Exercise inputs —

________________________

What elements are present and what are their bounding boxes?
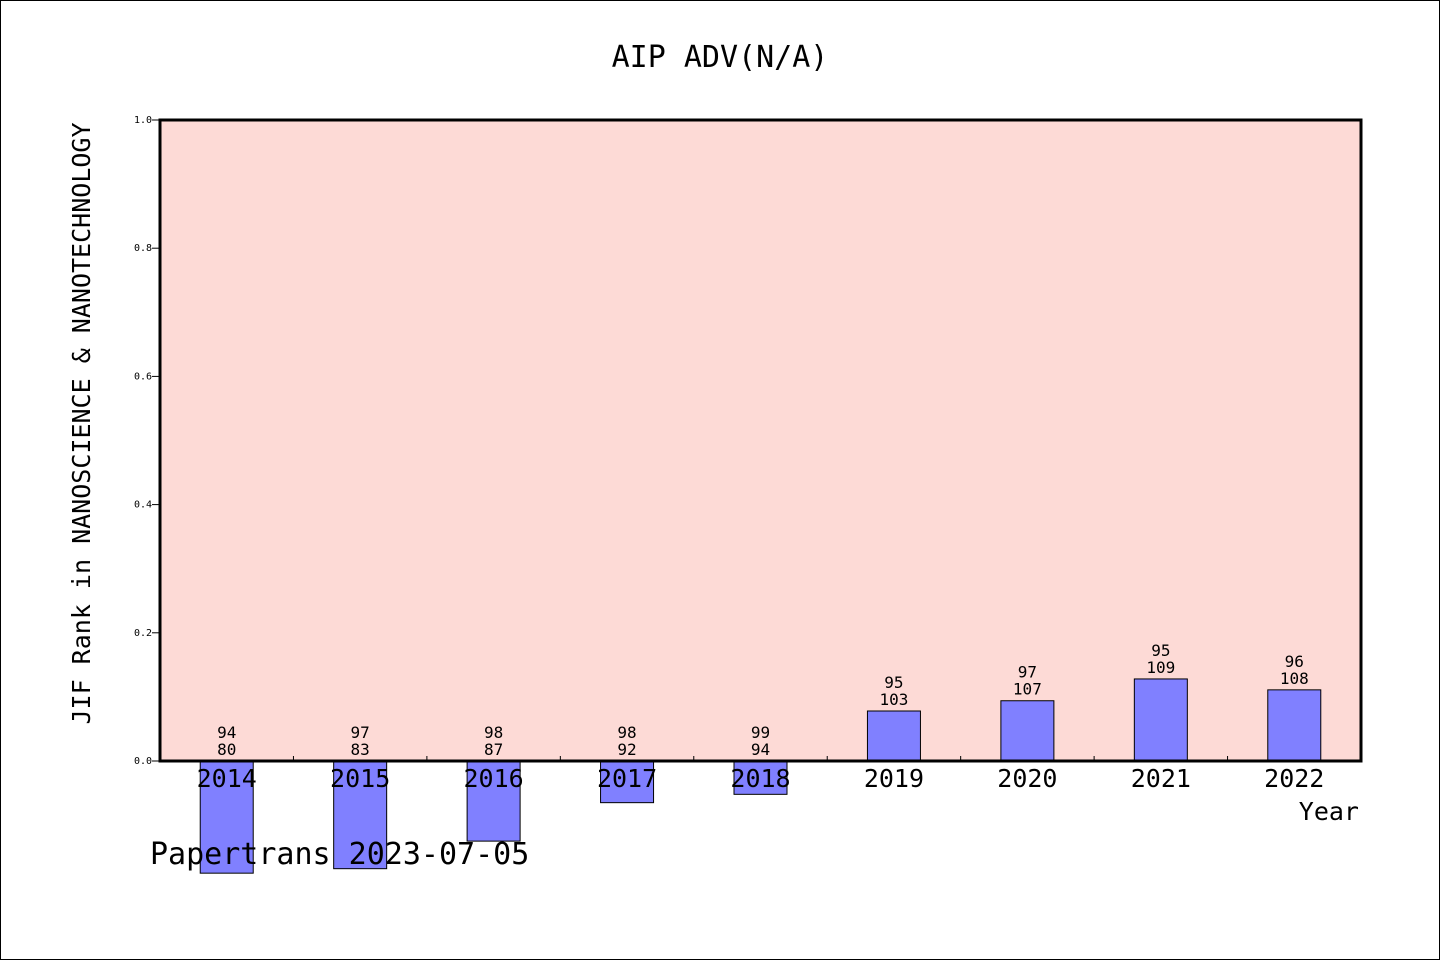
x-tick-label: 2021: [1131, 764, 1191, 793]
bar-label-bottom: 87: [484, 740, 503, 759]
bar: [466, 760, 521, 842]
bar: [866, 710, 921, 762]
x-tick-label: 2020: [997, 764, 1057, 793]
plot-background: [160, 120, 1361, 761]
y-tick-label: 0.4: [134, 500, 152, 511]
x-tick-label: 2017: [597, 764, 657, 793]
y-tick-label: 0.0: [134, 756, 152, 767]
y-tick-label: 1.0: [134, 115, 152, 126]
bar-label-bottom: 107: [1013, 680, 1042, 699]
bar: [1267, 689, 1322, 762]
bar-label-top: 97: [1018, 663, 1037, 682]
bar-label-top: 98: [617, 723, 636, 742]
x-tick-label: 2018: [730, 764, 790, 793]
bar-label-top: 96: [1285, 652, 1304, 671]
bar-label-bottom: 109: [1146, 658, 1175, 677]
x-tick-label: 2022: [1264, 764, 1324, 793]
y-tick-label: 0.6: [134, 371, 152, 382]
x-tick-label: 2014: [197, 764, 257, 793]
x-tick-label: 2016: [464, 764, 524, 793]
bar-label-bottom: 92: [617, 740, 636, 759]
watermark: Papertrans 2023-07-05: [150, 837, 529, 872]
bar-label-top: 95: [884, 673, 903, 692]
plot-border: [158, 118, 1363, 763]
bar-label-top: 99: [751, 723, 770, 742]
bar-label-top: 98: [484, 723, 503, 742]
bar: [1000, 700, 1055, 762]
bar: [600, 760, 655, 804]
bar-label-bottom: 108: [1280, 669, 1309, 688]
y-axis: 0.0 0.2 0.4 0.6 0.8 1.0: [134, 115, 160, 767]
bar-label-bottom: 103: [879, 690, 908, 709]
bar-label-bottom: 94: [751, 740, 770, 759]
bar-label-bottom: 83: [351, 740, 370, 759]
x-tick-label: 2015: [330, 764, 390, 793]
bar-label-top: 94: [217, 723, 236, 742]
bar: [1133, 678, 1188, 762]
y-axis-label: JIF Rank in NANOSCIENCE & NANOTECHNOLOGY: [67, 122, 96, 724]
bar: [199, 760, 254, 874]
bar-label-top: 95: [1151, 641, 1170, 660]
y-tick-label: 0.2: [134, 628, 152, 639]
y-tick-label: 0.8: [134, 243, 152, 254]
bar-label-top: 97: [351, 723, 370, 742]
x-tick-label: 2019: [864, 764, 924, 793]
bar-label-bottom: 80: [217, 740, 236, 759]
x-axis: 2014 2015 2016 2017 2018 2019 2020 2021 2022: [197, 756, 1324, 793]
chart-title: AIP ADV(N/A): [612, 40, 829, 75]
x-axis-label: Year: [1299, 797, 1359, 826]
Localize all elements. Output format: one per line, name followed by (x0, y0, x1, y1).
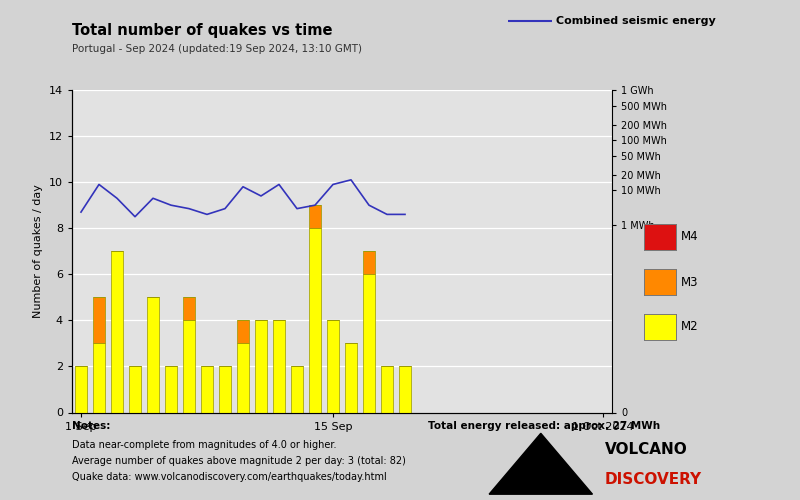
Text: M4: M4 (681, 230, 698, 243)
Bar (129, 366, 142, 412)
Bar (254, 320, 267, 412)
Bar (110, 251, 123, 412)
Bar (398, 366, 411, 412)
Bar (273, 320, 286, 412)
Bar (237, 344, 250, 412)
Bar (201, 366, 214, 412)
Bar (165, 366, 178, 412)
Text: Average number of quakes above magnitude 2 per day: 3 (total: 82): Average number of quakes above magnitude… (72, 456, 406, 466)
Bar (290, 366, 303, 412)
Bar (146, 298, 159, 412)
Text: Notes:: Notes: (72, 421, 110, 431)
Polygon shape (489, 434, 593, 494)
Text: Data near-complete from magnitudes of 4.0 or higher.: Data near-complete from magnitudes of 4.… (72, 440, 337, 450)
Bar (218, 366, 231, 412)
Bar (74, 366, 87, 412)
Text: VOLCANO: VOLCANO (605, 442, 687, 457)
Text: M3: M3 (681, 276, 698, 288)
Text: DISCOVERY: DISCOVERY (605, 472, 702, 487)
Bar (381, 366, 394, 412)
Bar (182, 320, 195, 412)
Bar (345, 344, 358, 412)
Bar (326, 320, 339, 412)
Text: M2: M2 (681, 320, 698, 334)
Text: Quake data: www.volcanodiscovery.com/earthquakes/today.html: Quake data: www.volcanodiscovery.com/ear… (72, 472, 386, 482)
Bar (362, 274, 375, 412)
Text: Portugal - Sep 2024 (updated:19 Sep 2024, 13:10 GMT): Portugal - Sep 2024 (updated:19 Sep 2024… (72, 44, 362, 54)
Bar (362, 251, 375, 274)
Bar (93, 298, 106, 344)
Bar (93, 344, 106, 412)
Bar (309, 228, 322, 412)
Y-axis label: Number of quakes / day: Number of quakes / day (34, 184, 43, 318)
Bar (309, 205, 322, 228)
Bar (237, 320, 250, 344)
Text: Combined seismic energy: Combined seismic energy (556, 16, 716, 26)
Bar (182, 298, 195, 320)
Text: Total number of quakes vs time: Total number of quakes vs time (72, 22, 333, 38)
Text: Total energy released: approx. 27 MWh: Total energy released: approx. 27 MWh (428, 421, 660, 431)
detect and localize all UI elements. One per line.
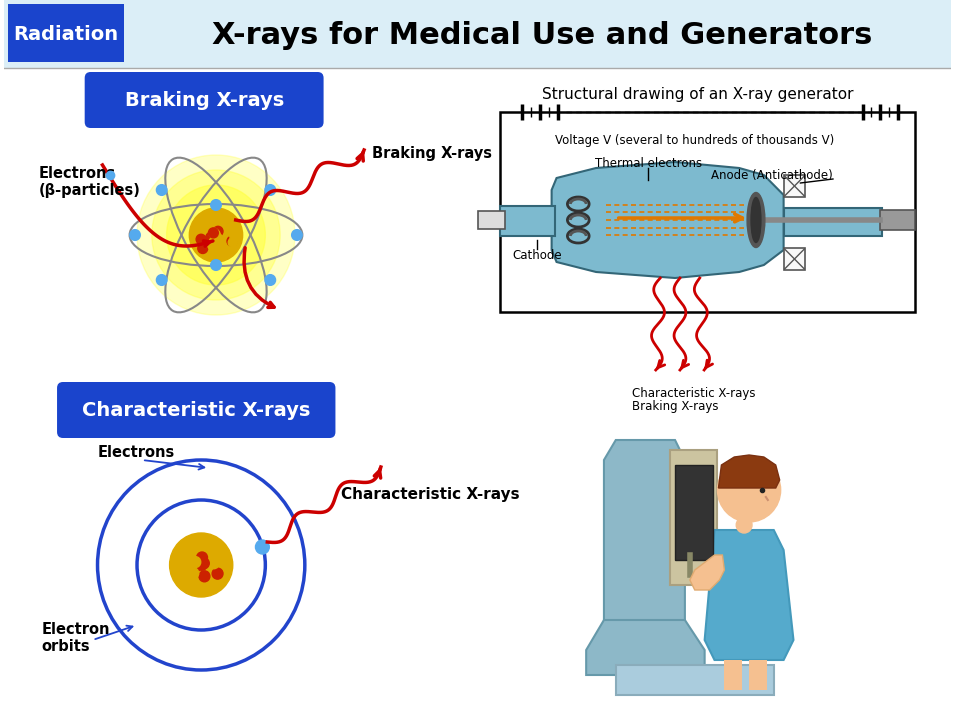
Circle shape [207, 240, 218, 250]
Polygon shape [690, 555, 725, 590]
FancyBboxPatch shape [57, 382, 335, 438]
Circle shape [209, 218, 220, 228]
FancyBboxPatch shape [749, 660, 767, 690]
Circle shape [137, 155, 295, 315]
Circle shape [230, 233, 240, 243]
Circle shape [209, 237, 219, 247]
Polygon shape [705, 530, 794, 660]
Circle shape [195, 561, 205, 572]
Text: Structural drawing of an X-ray generator: Structural drawing of an X-ray generator [542, 86, 853, 102]
Text: Characteristic X-rays: Characteristic X-rays [632, 387, 756, 400]
FancyBboxPatch shape [783, 248, 805, 270]
Circle shape [152, 170, 280, 300]
FancyBboxPatch shape [615, 665, 774, 695]
Circle shape [227, 236, 237, 246]
Circle shape [182, 575, 193, 585]
Circle shape [199, 571, 210, 582]
Circle shape [255, 540, 270, 554]
FancyBboxPatch shape [670, 450, 717, 585]
Circle shape [212, 233, 223, 243]
Polygon shape [552, 162, 783, 278]
Text: Voltage V (several to hundreds of thousands V): Voltage V (several to hundreds of thousa… [555, 133, 834, 146]
Circle shape [196, 559, 207, 570]
Circle shape [179, 557, 189, 568]
Circle shape [170, 533, 232, 597]
FancyBboxPatch shape [477, 211, 505, 229]
Circle shape [213, 233, 223, 243]
Circle shape [736, 517, 752, 533]
Circle shape [200, 222, 209, 232]
Text: Cathode: Cathode [512, 248, 562, 261]
Circle shape [265, 275, 276, 285]
Circle shape [210, 230, 220, 240]
FancyBboxPatch shape [84, 72, 324, 128]
Circle shape [205, 233, 216, 243]
Text: X-rays for Medical Use and Generators: X-rays for Medical Use and Generators [211, 20, 872, 50]
Circle shape [190, 549, 202, 561]
Text: Electrons: Electrons [98, 444, 175, 459]
Text: Braking X-rays: Braking X-rays [632, 400, 718, 413]
Text: Braking X-rays: Braking X-rays [125, 91, 284, 109]
Text: Characteristic X-rays: Characteristic X-rays [342, 487, 520, 502]
Circle shape [211, 200, 221, 210]
Circle shape [228, 238, 238, 248]
Circle shape [191, 581, 202, 592]
Text: Electrons
(β-particles): Electrons (β-particles) [38, 166, 140, 198]
Circle shape [156, 275, 167, 285]
Circle shape [194, 572, 205, 582]
FancyBboxPatch shape [880, 210, 915, 230]
Text: Thermal electrons: Thermal electrons [595, 156, 702, 169]
Circle shape [208, 558, 219, 569]
Circle shape [211, 260, 221, 270]
Circle shape [188, 568, 199, 579]
Text: Characteristic X-rays: Characteristic X-rays [82, 400, 310, 420]
Circle shape [292, 230, 301, 240]
Circle shape [197, 552, 207, 563]
Text: Anode (Anticathode): Anode (Anticathode) [711, 168, 833, 181]
Circle shape [717, 458, 780, 522]
Circle shape [167, 185, 265, 285]
Ellipse shape [747, 192, 765, 248]
Circle shape [194, 559, 204, 570]
FancyBboxPatch shape [8, 4, 124, 62]
Circle shape [189, 208, 243, 262]
Circle shape [131, 230, 140, 240]
Circle shape [178, 546, 188, 557]
Circle shape [199, 558, 209, 569]
Circle shape [196, 234, 206, 244]
Text: Braking X-rays: Braking X-rays [372, 145, 492, 161]
Circle shape [190, 557, 201, 567]
FancyBboxPatch shape [783, 208, 882, 236]
Text: Radiation: Radiation [13, 24, 118, 43]
FancyBboxPatch shape [675, 465, 712, 560]
Circle shape [209, 228, 219, 238]
FancyBboxPatch shape [725, 660, 742, 690]
Circle shape [214, 240, 224, 250]
Circle shape [198, 243, 207, 253]
Circle shape [213, 226, 223, 236]
Circle shape [212, 568, 223, 579]
Circle shape [198, 570, 209, 581]
Ellipse shape [751, 197, 761, 243]
Circle shape [198, 572, 208, 584]
Polygon shape [587, 620, 705, 675]
FancyBboxPatch shape [4, 0, 951, 68]
Circle shape [156, 185, 167, 195]
Polygon shape [604, 440, 684, 665]
FancyBboxPatch shape [500, 206, 555, 236]
Circle shape [227, 227, 236, 237]
FancyBboxPatch shape [783, 175, 805, 197]
Text: Electron
orbits: Electron orbits [41, 622, 109, 654]
Circle shape [208, 228, 218, 238]
Polygon shape [718, 455, 780, 488]
Circle shape [187, 542, 199, 553]
Circle shape [180, 566, 191, 577]
Circle shape [265, 185, 276, 195]
Bar [4, 0, 951, 68]
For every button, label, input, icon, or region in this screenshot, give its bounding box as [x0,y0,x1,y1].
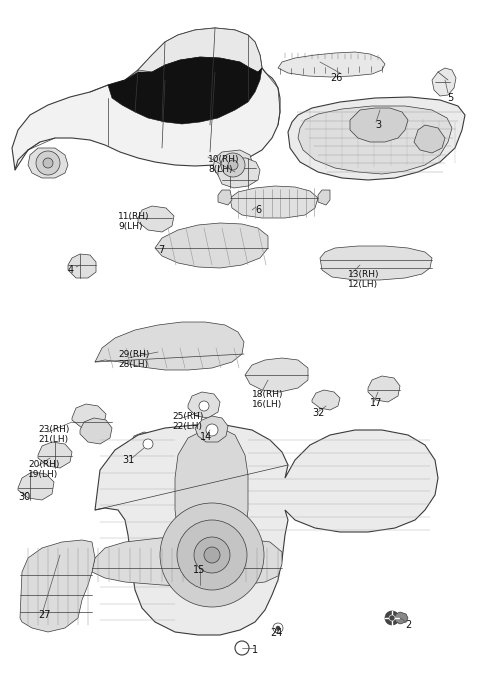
Polygon shape [432,68,456,96]
Circle shape [228,160,238,170]
Polygon shape [320,246,432,280]
Text: 14: 14 [200,432,212,442]
Polygon shape [394,612,408,624]
Circle shape [36,151,60,175]
Circle shape [221,153,245,177]
Polygon shape [138,28,262,72]
Text: 18(RH)
16(LH): 18(RH) 16(LH) [252,390,284,409]
Polygon shape [312,390,340,410]
Circle shape [389,615,395,621]
Circle shape [385,611,399,625]
Polygon shape [288,97,465,180]
Text: 6: 6 [255,205,261,215]
Polygon shape [38,442,72,468]
Text: 15: 15 [193,565,205,575]
Polygon shape [72,404,106,430]
Text: 13(RH)
12(LH): 13(RH) 12(LH) [348,270,380,289]
Polygon shape [130,432,164,458]
Text: 26: 26 [330,73,342,83]
Polygon shape [218,158,260,188]
Polygon shape [12,28,280,170]
Circle shape [43,158,53,168]
Circle shape [235,641,249,655]
Polygon shape [278,52,385,77]
Polygon shape [68,254,96,278]
Polygon shape [155,223,268,268]
Polygon shape [95,425,438,635]
Circle shape [194,537,230,573]
Polygon shape [80,418,112,444]
Polygon shape [18,472,54,500]
Text: 4: 4 [68,265,74,275]
Text: 20(RH)
19(LH): 20(RH) 19(LH) [28,460,60,479]
Polygon shape [20,540,95,632]
Text: 3: 3 [375,120,381,130]
Polygon shape [318,190,330,205]
Circle shape [204,547,220,563]
Text: 7: 7 [158,245,164,255]
Polygon shape [298,106,452,174]
Polygon shape [368,376,400,402]
Polygon shape [245,358,308,392]
Text: 10(RH)
8(LH): 10(RH) 8(LH) [208,155,240,175]
Circle shape [206,424,218,436]
Polygon shape [350,108,408,142]
Polygon shape [92,536,282,587]
Text: 17: 17 [370,398,383,408]
Polygon shape [188,392,220,418]
Text: 27: 27 [38,610,50,620]
Text: 1: 1 [252,645,258,655]
Polygon shape [95,322,244,370]
Polygon shape [195,416,228,442]
Text: 5: 5 [447,93,453,103]
Circle shape [199,401,209,411]
Circle shape [143,439,153,449]
Polygon shape [175,430,248,575]
Circle shape [177,520,247,590]
Text: 23(RH)
21(LH): 23(RH) 21(LH) [38,425,70,444]
Polygon shape [230,186,318,218]
Text: 24: 24 [270,628,282,638]
Polygon shape [218,190,232,205]
Text: 25(RH)
22(LH): 25(RH) 22(LH) [172,412,204,431]
Text: 32: 32 [312,408,324,418]
Circle shape [273,623,283,633]
Text: 31: 31 [122,455,134,465]
Circle shape [160,503,264,607]
Polygon shape [414,125,445,153]
Text: 11(RH)
9(LH): 11(RH) 9(LH) [118,212,149,232]
Polygon shape [108,57,262,124]
Text: 2: 2 [405,620,411,630]
Polygon shape [28,148,68,178]
Polygon shape [138,206,174,232]
Circle shape [276,626,280,630]
Text: 30: 30 [18,492,30,502]
Polygon shape [213,150,253,178]
Text: 29(RH)
28(LH): 29(RH) 28(LH) [118,350,149,369]
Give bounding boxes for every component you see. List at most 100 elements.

________________________

Task — Print everything from the line containing "Circle shape [207, 240, 218, 250]" down to the line containing "Circle shape [182, 575, 193, 585]", copying each line exactly as it appears in the entries.

Written answer —
Circle shape [207, 240, 218, 250]
Polygon shape [690, 555, 725, 590]
FancyBboxPatch shape [57, 382, 335, 438]
Circle shape [209, 218, 220, 228]
FancyBboxPatch shape [749, 660, 767, 690]
Circle shape [137, 155, 295, 315]
Circle shape [230, 233, 240, 243]
Circle shape [209, 237, 219, 247]
Polygon shape [705, 530, 794, 660]
Circle shape [195, 561, 205, 572]
Text: Structural drawing of an X-ray generator: Structural drawing of an X-ray generator [542, 86, 853, 102]
Text: Characteristic X-rays: Characteristic X-rays [632, 387, 756, 400]
FancyBboxPatch shape [783, 248, 805, 270]
Circle shape [152, 170, 280, 300]
FancyBboxPatch shape [615, 665, 774, 695]
Circle shape [227, 236, 237, 246]
Circle shape [182, 575, 193, 585]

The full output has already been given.